● Problem to work on
Using the listing below, select the lines with the word "第一个动作" and copy them.

......

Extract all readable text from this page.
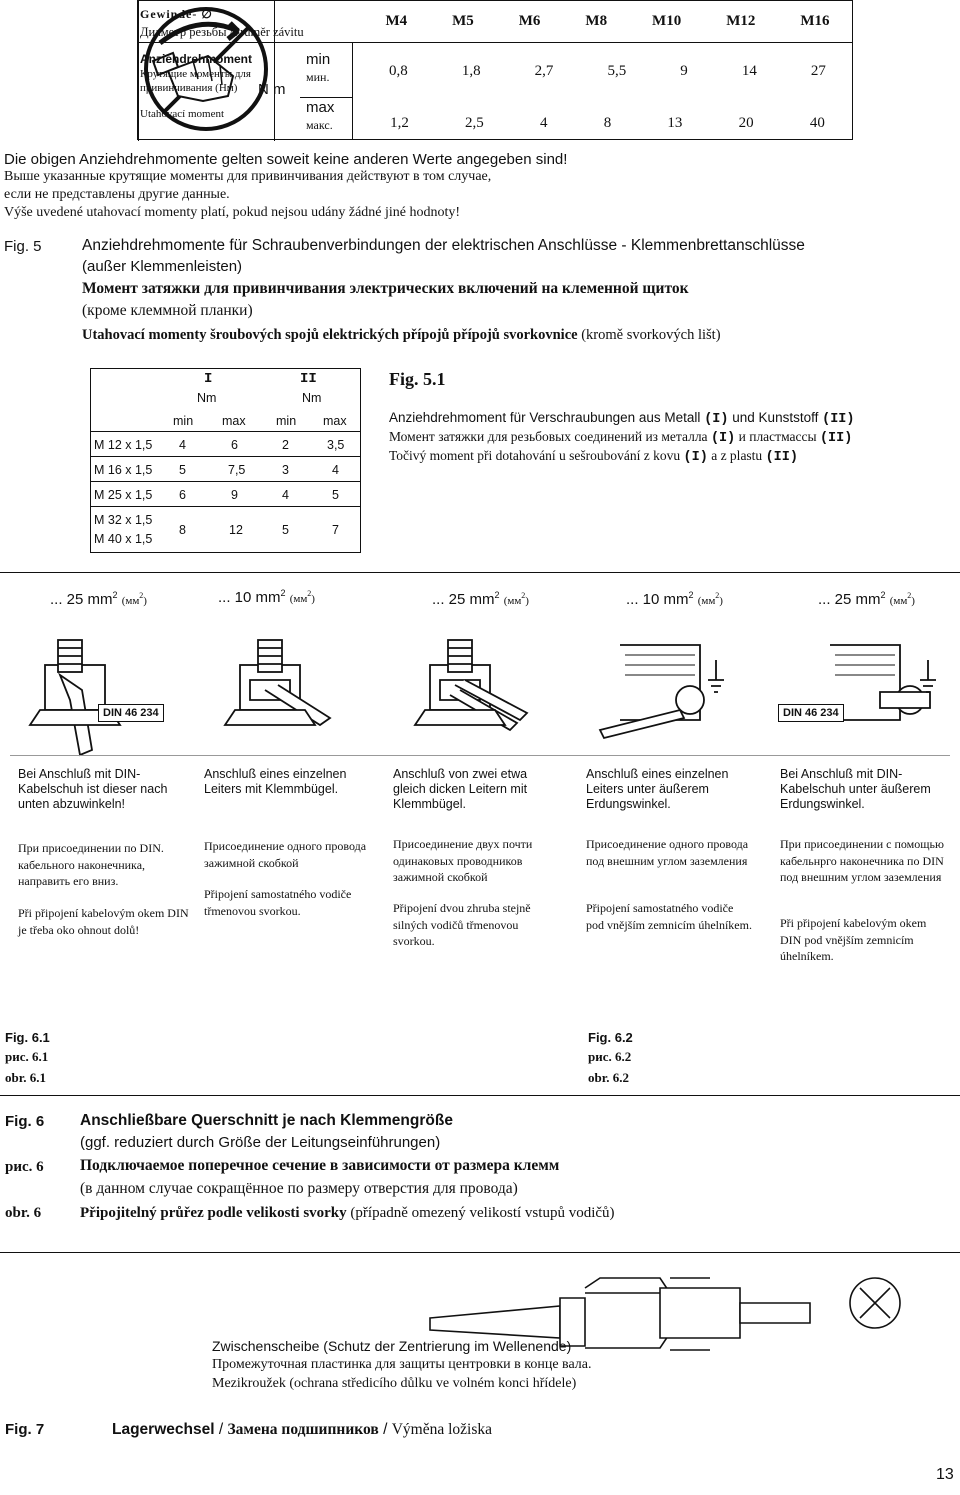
Gewinde- ∅
Диаметр резьбы /Průměr závitu
M4	M5	M6	M8	M10	M12	M16
Anziehdrehmoment
Крутящие моменты для привинчивания (Нм)
Utahovací moment
N m
min
мин.
max
макс.
0,8	1,8	2,7	5,5	9	14	27
1,2	2,5	4	8	13	20	40
Die obigen Anziehdrehmomente gelten soweit keine anderen Werte angegeben sind!
Выше указанные крутящие моменты для привинчивания действуют в том случае,
если не представлены другие данные.
Výše uvedené utahovací momenty platí, pokud nejsou udány žádné jiné hodnoty!
Fig. 5	Anziehdrehmomente für Schraubenverbindungen der elektrischen Anschlüsse - Klemmenbrettanschlüsse
(außer Klemmenleisten)
Момент затяжки для привинчивания электрических включений на клеменной щиток
(кроме клеммной планки)
Utahovací momenty šroubových spojů elektrických přípojů přípojů svorkovnice (kromě svorkových lišt)
I	II
Nm	Nm
min max min max
M 12 x 1,5 4	6	2	3,5
M 16 x 1,5 5	7,5	3	4
M 25 x 1,5 6	9	4	5
M 32 x 1,5
M 40 x 1,5
8	12	5	7
Fig. 5.1
Anziehdrehmoment für Verschraubungen aus Metall (I) und Kunststoff (II)
Момент затяжки для резьбовых соединений из металла (I) и пластмассы (II)
Točivý moment při dotahování u sešroubování z kovu (I) a z plastu (II)
... 25 $mm^2$ $(мм^2)$	... 10 $mm^2$ $(мм^2)$	... 25 $mm^2$ $(мм^2)$	... 10 $mm^2$ $(мм^2)$	... 25 $mm^2$ $(мм^2)$
DIN 46 234	DIN 46 234
Bei Anschluß mit DIN- Kabelschuh ist dieser nach unten abzuwinkeln!
Anschluß eines einzelnen Leiters mit Klemmbügel.
Anschluß von zwei etwa gleich dicken Leitern mit Klemmbügel.
Anschluß eines einzelnen Leiters unter äußerem Erdungswinkel.
Bei Anschluß mit DIN- Kabelschuh unter äußerem Erdungswinkel.
При присоединении по DIN. кабельного наконечника, направить его вниз.
Присоединение одного провода зажимной скобкой
Присоединение двух почти одинаковых проводников зажимной скобкой
Присоединение одного провода под внешним углом заземления
При присоединении с помощью кабельнрго наконечника по DIN под внешним углом заземления
Při připojení kabelovým okem DIN je třeba oko ohnout dolů!
Připojení samostatného vodiče třmenovou svorkou.	Připojení dvou zhruba stejně silných vodičů třmenovou svorkou.
Připojení samostatného vodiče pod vnějším zemnicím úhelníkem. Při připojení kabelovým okem DIN pod vnějším zemnicím úhelníkem.
Fig. 6.1
рис. 6.1
obr. 6.1
Fig. 6.2
рис. 6.2
obr. 6.2
Fig. 6
рис. 6
obr. 6
Anschließbare Querschnitt je nach Klemmengröße
(ggf. reduziert durch Größe der Leitungseinführungen)
Подключаемое поперечное сечение в зависимости от размера клемм
(в данном случае сокращённое по размеру отверстия для провода)
Připojitelný průřez podle velikosti svorky (případně omezený velikostí vstupů vodičů)
Zwischenscheibe (Schutz der Zentrierung im Wellenende)
Промежуточная пластинка для защиты центровки в конце вала.
Mezikroužek (ochrana středicího důlku ve volném konci hřídele)
Fig. 7	Lagerwechsel / Замена подшипников / Výměna ložiska
13
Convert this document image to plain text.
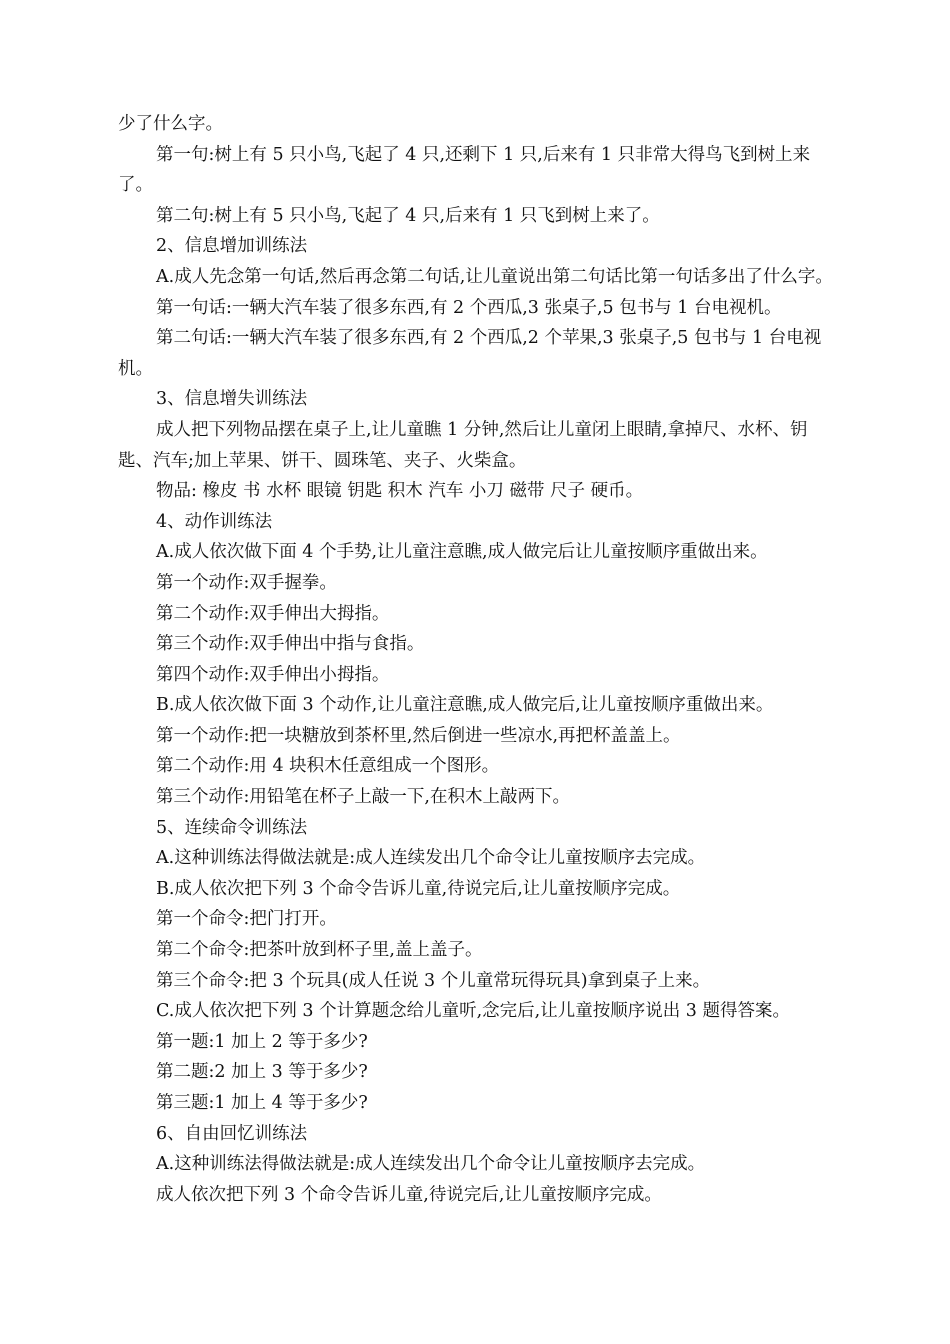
少了什么字。

第一句:树上有 5 只小鸟,飞起了 4 只,还剩下 1 只,后来有 1 只非常大得鸟飞到树上来了。

第二句:树上有 5 只小鸟,飞起了 4 只,后来有 1 只飞到树上来了。

2、信息增加训练法

A.成人先念第一句话,然后再念第二句话,让儿童说出第二句话比第一句话多出了什么字。

第一句话:一辆大汽车装了很多东西,有 2 个西瓜,3 张桌子,5 包书与 1 台电视机。

第二句话:一辆大汽车装了很多东西,有 2 个西瓜,2 个苹果,3 张桌子,5 包书与 1 台电视机。

3、信息增失训练法

成人把下列物品摆在桌子上,让儿童瞧 1 分钟,然后让儿童闭上眼睛,拿掉尺、水杯、钥匙、汽车;加上苹果、饼干、圆珠笔、夹子、火柴盒。

物品: 橡皮 书 水杯 眼镜 钥匙 积木 汽车 小刀 磁带 尺子 硬币。

4、动作训练法

A.成人依次做下面 4 个手势,让儿童注意瞧,成人做完后让儿童按顺序重做出来。

第一个动作:双手握拳。

第二个动作:双手伸出大拇指。

第三个动作:双手伸出中指与食指。

第四个动作:双手伸出小拇指。

B.成人依次做下面 3 个动作,让儿童注意瞧,成人做完后,让儿童按顺序重做出来。

第一个动作:把一块糖放到茶杯里,然后倒进一些凉水,再把杯盖盖上。

第二个动作:用 4 块积木任意组成一个图形。

第三个动作:用铅笔在杯子上敲一下,在积木上敲两下。

5、连续命令训练法

A.这种训练法得做法就是:成人连续发出几个命令让儿童按顺序去完成。

B.成人依次把下列 3 个命令告诉儿童,待说完后,让儿童按顺序完成。

第一个命令:把门打开。

第二个命令:把茶叶放到杯子里,盖上盖子。

第三个命令:把 3 个玩具(成人任说 3 个儿童常玩得玩具)拿到桌子上来。

C.成人依次把下列 3 个计算题念给儿童听,念完后,让儿童按顺序说出 3 题得答案。

第一题:1 加上 2 等于多少?

第二题:2 加上 3 等于多少?

第三题:1 加上 4 等于多少?

6、自由回忆训练法

A.这种训练法得做法就是:成人连续发出几个命令让儿童按顺序去完成。

成人依次把下列 3 个命令告诉儿童,待说完后,让儿童按顺序完成。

......

● The result
第一个动作:双手握拳。
第一个动作:把一块糖放到茶杯里,然后倒进一些凉水,再把杯盖盖上。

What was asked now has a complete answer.